[Saved data entries]
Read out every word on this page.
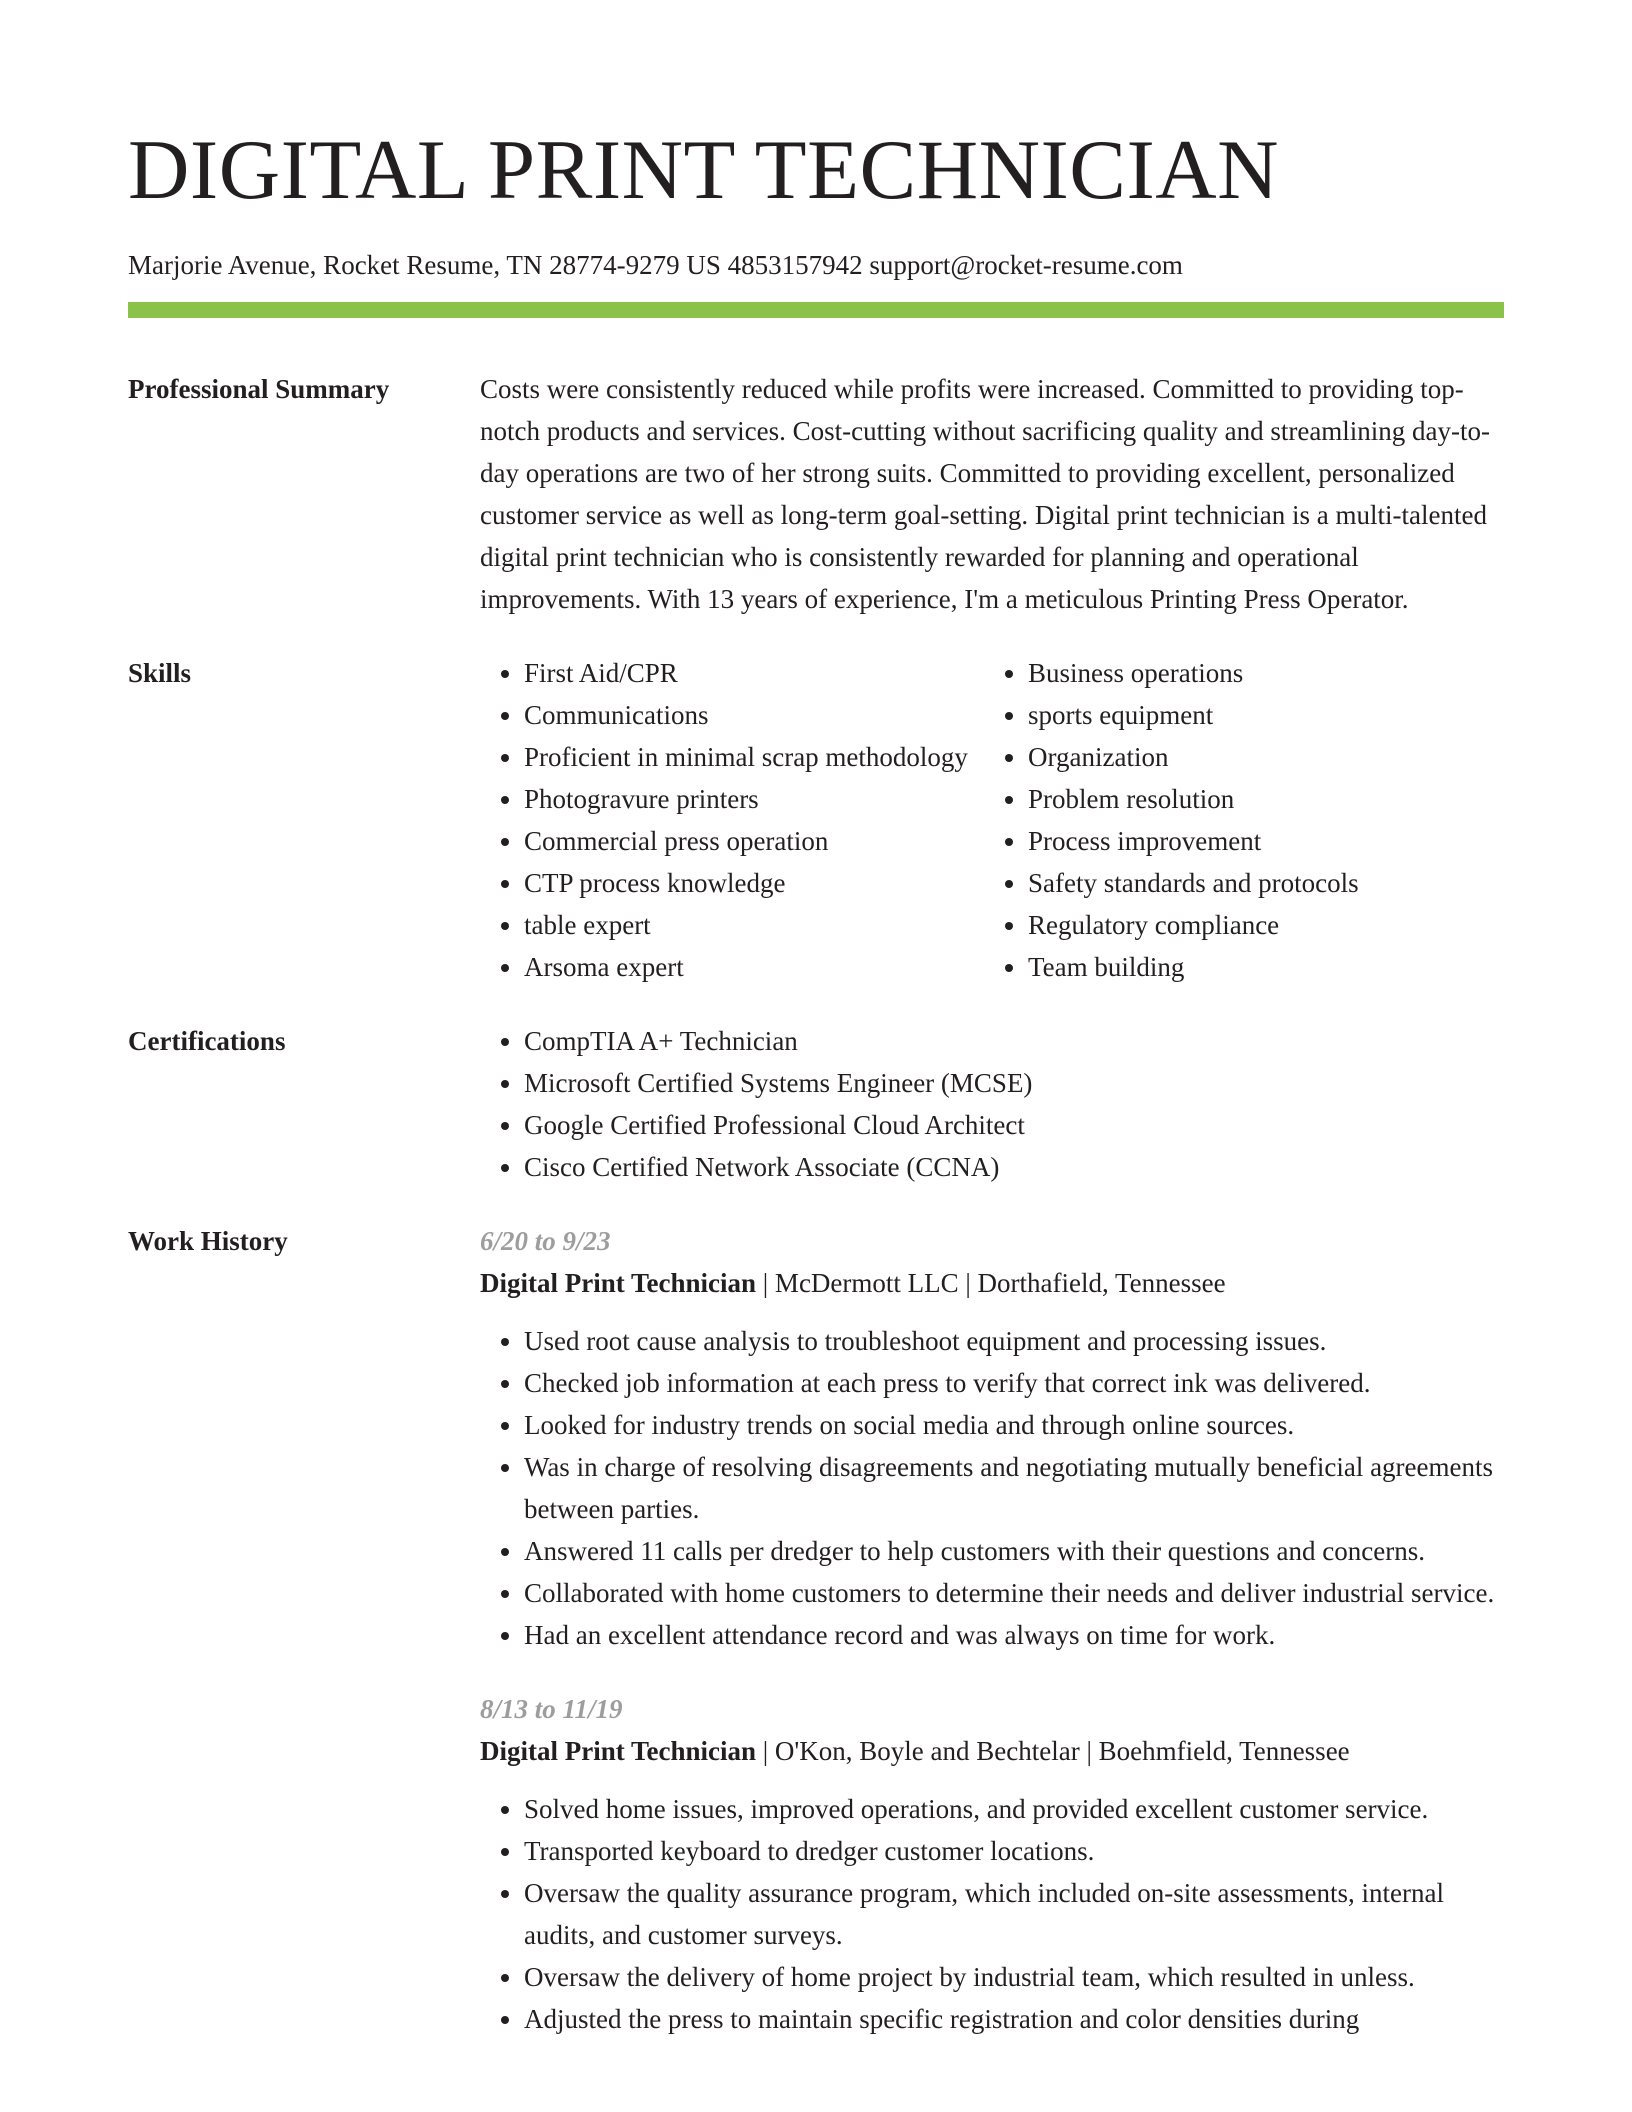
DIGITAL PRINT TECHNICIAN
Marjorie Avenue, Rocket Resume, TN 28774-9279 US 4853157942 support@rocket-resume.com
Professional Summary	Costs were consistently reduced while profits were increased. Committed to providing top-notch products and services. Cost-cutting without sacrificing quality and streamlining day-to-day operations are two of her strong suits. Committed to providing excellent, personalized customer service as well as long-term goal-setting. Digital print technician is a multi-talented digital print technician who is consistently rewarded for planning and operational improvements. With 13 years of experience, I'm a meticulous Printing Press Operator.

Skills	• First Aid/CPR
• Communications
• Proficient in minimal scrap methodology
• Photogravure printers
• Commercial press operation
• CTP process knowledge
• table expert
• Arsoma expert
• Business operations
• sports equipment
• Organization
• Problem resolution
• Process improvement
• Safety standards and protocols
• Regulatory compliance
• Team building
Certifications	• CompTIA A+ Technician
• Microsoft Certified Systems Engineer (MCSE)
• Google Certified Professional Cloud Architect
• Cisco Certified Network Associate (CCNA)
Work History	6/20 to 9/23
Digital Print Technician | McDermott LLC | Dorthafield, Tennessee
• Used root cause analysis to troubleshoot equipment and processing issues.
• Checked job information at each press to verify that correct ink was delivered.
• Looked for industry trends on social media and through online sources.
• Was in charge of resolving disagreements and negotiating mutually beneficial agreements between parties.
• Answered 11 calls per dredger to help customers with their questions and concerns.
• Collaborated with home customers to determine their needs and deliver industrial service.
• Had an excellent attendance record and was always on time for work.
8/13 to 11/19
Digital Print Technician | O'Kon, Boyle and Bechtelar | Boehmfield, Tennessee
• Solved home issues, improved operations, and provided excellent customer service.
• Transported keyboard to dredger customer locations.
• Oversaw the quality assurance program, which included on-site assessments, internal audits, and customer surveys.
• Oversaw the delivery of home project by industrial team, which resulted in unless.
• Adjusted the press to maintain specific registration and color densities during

◆ What the task requires ◆
The material above must be printed exactly, with its pictures left out.

◆ Result of this task ◆
Read out every word on this page.
DIGITAL PRINT TECHNICIAN
Marjorie Avenue, Rocket Resume, TN 28774-9279 US 4853157942 support@rocket-resume.com
Professional Summary	Costs were consistently reduced while profits were increased. Committed to providing top-notch products and services. Cost-cutting without sacrificing quality and streamlining day-to-day operations are two of her strong suits. Committed to providing excellent, personalized customer service as well as long-term goal-setting. Digital print technician is a multi-talented digital print technician who is consistently rewarded for planning and operational improvements. With 13 years of experience, I'm a meticulous Printing Press Operator.

Skills	• First Aid/CPR
• Communications
• Proficient in minimal scrap methodology
• Photogravure printers
• Commercial press operation
• CTP process knowledge
• table expert
• Arsoma expert
• Business operations
• sports equipment
• Organization
• Problem resolution
• Process improvement
• Safety standards and protocols
• Regulatory compliance
• Team building
Certifications	• CompTIA A+ Technician
• Microsoft Certified Systems Engineer (MCSE)
• Google Certified Professional Cloud Architect
• Cisco Certified Network Associate (CCNA)
Work History	6/20 to 9/23
Digital Print Technician | McDermott LLC | Dorthafield, Tennessee
• Used root cause analysis to troubleshoot equipment and processing issues.
• Checked job information at each press to verify that correct ink was delivered.
• Looked for industry trends on social media and through online sources.
• Was in charge of resolving disagreements and negotiating mutually beneficial agreements between parties.
• Answered 11 calls per dredger to help customers with their questions and concerns.
• Collaborated with home customers to determine their needs and deliver industrial service.
• Had an excellent attendance record and was always on time for work.
8/13 to 11/19
Digital Print Technician | O'Kon, Boyle and Bechtelar | Boehmfield, Tennessee
• Solved home issues, improved operations, and provided excellent customer service.
• Transported keyboard to dredger customer locations.
• Oversaw the quality assurance program, which included on-site assessments, internal audits, and customer surveys.
• Oversaw the delivery of home project by industrial team, which resulted in unless.
• Adjusted the press to maintain specific registration and color densities during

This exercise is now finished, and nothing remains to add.